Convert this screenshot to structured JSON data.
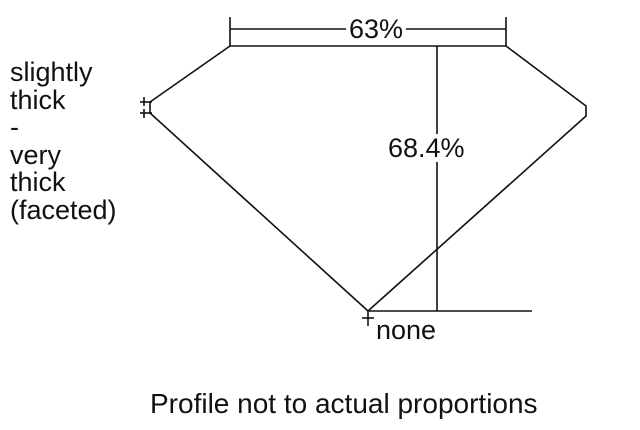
{
  "girdle_label": [
    "slightly",
    "thick",
    "-",
    "very",
    "thick",
    "(faceted)"
  ],
  "table_percent": "63%",
  "depth_percent": "68.4%",
  "culet_label": "none",
  "note": "Profile not to actual proportions",
  "colors": {
    "line": "#111111",
    "background": "#ffffff"
  }
}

** Task directions **
Leave out the pictures and reproduce the rest of the listing exactly.

** Task solution **
Convert this screenshot to structured JSON data.
{
  "girdle_label": [
    "slightly",
    "thick",
    "-",
    "very",
    "thick",
    "(faceted)"
  ],
  "table_percent": "63%",
  "depth_percent": "68.4%",
  "culet_label": "none",
  "note": "Profile not to actual proportions",
  "colors": {
    "line": "#111111",
    "background": "#ffffff"
  }
}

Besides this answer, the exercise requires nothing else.